Aim |
Find the lines containing the word "SREP" and copy every one of them.

Information shown |

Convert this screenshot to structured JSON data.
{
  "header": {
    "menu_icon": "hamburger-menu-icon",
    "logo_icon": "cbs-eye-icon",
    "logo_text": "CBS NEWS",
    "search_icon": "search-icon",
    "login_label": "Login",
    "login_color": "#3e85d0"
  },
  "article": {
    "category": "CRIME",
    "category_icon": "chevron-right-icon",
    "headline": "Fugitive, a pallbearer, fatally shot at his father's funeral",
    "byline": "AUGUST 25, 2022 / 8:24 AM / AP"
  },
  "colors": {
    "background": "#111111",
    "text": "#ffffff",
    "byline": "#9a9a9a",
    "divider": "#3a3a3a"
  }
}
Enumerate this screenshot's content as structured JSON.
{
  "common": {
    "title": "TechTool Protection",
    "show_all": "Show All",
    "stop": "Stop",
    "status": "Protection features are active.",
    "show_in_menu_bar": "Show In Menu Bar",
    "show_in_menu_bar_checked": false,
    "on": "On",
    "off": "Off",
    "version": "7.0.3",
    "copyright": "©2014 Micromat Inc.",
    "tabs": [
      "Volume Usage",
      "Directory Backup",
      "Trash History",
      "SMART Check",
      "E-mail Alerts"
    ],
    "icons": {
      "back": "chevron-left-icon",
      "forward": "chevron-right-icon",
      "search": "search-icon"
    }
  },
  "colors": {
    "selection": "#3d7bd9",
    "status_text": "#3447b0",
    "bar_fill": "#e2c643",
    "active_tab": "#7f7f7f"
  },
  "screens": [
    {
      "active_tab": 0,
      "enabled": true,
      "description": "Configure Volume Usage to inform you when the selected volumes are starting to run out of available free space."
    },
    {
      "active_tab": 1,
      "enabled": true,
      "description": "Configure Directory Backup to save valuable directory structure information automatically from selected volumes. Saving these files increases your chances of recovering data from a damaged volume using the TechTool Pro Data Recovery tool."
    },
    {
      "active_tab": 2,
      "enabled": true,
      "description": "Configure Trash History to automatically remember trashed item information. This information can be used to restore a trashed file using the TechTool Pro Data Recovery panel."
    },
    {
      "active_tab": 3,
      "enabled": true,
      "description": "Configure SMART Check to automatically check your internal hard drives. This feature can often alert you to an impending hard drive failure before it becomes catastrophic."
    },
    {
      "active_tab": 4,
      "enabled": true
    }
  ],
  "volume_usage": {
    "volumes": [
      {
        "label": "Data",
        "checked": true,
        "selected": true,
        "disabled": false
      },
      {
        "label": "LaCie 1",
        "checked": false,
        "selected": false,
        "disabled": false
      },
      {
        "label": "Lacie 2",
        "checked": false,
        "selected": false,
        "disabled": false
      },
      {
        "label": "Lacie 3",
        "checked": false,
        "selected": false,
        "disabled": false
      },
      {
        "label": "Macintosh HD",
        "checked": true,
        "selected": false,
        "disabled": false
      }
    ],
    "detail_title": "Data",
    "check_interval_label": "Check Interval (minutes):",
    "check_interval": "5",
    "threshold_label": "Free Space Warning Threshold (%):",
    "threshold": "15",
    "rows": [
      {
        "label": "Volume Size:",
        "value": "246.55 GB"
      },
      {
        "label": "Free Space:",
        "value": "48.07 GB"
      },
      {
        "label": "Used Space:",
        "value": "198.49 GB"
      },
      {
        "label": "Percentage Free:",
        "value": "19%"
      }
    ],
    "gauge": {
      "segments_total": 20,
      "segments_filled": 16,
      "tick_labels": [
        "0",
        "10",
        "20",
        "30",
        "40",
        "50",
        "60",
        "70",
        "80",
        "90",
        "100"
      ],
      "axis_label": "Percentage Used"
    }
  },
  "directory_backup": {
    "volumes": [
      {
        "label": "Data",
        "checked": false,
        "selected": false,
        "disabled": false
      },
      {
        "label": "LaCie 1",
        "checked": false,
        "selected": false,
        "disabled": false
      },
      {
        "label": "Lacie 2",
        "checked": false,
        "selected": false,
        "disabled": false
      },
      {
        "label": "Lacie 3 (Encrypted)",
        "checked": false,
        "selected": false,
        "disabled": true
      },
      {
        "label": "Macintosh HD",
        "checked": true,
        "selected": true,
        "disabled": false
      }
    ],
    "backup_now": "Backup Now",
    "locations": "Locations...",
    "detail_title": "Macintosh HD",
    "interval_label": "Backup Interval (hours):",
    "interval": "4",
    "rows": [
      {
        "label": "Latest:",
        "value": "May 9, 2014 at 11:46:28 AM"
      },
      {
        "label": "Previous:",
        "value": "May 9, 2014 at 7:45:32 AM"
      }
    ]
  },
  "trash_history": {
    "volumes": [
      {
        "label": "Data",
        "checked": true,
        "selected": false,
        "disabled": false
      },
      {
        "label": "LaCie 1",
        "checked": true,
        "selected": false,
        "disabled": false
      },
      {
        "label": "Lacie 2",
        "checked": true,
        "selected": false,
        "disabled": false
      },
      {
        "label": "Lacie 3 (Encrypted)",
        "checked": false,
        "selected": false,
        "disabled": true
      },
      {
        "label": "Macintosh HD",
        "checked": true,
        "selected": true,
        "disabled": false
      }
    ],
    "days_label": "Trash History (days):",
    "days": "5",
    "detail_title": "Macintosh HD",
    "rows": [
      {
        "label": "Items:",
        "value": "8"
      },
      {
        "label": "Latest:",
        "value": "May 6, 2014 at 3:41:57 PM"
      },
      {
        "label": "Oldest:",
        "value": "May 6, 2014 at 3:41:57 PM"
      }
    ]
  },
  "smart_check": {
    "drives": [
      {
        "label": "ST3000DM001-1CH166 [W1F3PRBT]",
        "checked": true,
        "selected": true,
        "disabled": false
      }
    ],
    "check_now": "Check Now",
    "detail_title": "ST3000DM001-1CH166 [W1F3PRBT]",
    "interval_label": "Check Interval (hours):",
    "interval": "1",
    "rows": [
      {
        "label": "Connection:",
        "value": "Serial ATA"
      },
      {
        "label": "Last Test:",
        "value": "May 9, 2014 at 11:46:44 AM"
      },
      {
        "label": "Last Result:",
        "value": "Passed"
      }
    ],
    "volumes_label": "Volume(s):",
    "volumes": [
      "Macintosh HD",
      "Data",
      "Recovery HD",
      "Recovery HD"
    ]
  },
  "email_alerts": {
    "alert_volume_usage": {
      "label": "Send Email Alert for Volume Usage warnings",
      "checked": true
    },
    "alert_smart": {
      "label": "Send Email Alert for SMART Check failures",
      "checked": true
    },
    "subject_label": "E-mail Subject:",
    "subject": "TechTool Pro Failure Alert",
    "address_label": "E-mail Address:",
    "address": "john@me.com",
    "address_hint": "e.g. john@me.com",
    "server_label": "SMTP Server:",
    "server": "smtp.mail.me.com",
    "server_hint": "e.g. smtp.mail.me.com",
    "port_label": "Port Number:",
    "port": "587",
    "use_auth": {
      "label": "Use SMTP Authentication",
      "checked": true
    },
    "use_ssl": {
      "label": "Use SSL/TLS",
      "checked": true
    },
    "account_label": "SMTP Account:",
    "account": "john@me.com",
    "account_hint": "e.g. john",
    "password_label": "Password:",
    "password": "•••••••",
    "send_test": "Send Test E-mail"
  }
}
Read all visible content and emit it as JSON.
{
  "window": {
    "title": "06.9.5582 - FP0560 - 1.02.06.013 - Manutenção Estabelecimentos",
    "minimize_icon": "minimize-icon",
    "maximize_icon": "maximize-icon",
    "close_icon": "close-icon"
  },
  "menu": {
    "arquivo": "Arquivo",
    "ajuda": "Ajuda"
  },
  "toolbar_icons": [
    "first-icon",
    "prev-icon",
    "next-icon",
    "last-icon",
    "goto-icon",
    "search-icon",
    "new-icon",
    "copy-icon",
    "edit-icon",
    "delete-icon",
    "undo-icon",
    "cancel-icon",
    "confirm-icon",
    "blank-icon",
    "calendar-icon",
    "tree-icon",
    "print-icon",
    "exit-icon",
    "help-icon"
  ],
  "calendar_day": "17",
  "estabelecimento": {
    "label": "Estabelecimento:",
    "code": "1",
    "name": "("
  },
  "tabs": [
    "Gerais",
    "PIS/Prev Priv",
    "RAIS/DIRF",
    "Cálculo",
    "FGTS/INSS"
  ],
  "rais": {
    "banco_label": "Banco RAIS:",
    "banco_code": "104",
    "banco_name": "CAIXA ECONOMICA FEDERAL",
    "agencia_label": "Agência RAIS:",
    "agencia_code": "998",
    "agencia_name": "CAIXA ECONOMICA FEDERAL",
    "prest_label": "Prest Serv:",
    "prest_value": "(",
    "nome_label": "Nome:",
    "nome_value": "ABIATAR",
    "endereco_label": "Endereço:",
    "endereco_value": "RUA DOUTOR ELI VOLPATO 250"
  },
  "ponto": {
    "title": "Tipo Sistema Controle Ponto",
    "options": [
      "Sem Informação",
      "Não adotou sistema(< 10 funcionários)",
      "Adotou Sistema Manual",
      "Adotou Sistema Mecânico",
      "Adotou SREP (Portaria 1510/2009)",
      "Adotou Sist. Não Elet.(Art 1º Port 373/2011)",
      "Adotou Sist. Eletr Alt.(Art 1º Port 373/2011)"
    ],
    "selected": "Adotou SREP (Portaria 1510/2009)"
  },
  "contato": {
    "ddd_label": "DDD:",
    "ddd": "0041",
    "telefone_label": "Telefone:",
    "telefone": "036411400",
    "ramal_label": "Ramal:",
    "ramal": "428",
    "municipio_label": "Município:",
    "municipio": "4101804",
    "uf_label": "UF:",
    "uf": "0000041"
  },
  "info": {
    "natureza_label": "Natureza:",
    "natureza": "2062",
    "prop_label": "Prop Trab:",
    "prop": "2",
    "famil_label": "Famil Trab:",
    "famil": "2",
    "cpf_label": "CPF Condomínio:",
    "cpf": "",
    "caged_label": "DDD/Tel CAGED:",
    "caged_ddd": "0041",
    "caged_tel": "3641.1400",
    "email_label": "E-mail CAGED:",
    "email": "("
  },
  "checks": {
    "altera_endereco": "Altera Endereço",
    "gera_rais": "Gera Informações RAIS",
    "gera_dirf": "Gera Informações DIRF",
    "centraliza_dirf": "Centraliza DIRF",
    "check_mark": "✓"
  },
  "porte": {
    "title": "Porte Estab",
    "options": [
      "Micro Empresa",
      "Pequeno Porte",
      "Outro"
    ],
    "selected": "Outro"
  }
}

Exercise answer |
      "Adotou SREP (Portaria 1510/2009)",
    "selected": "Adotou SREP (Portaria 1510/2009)"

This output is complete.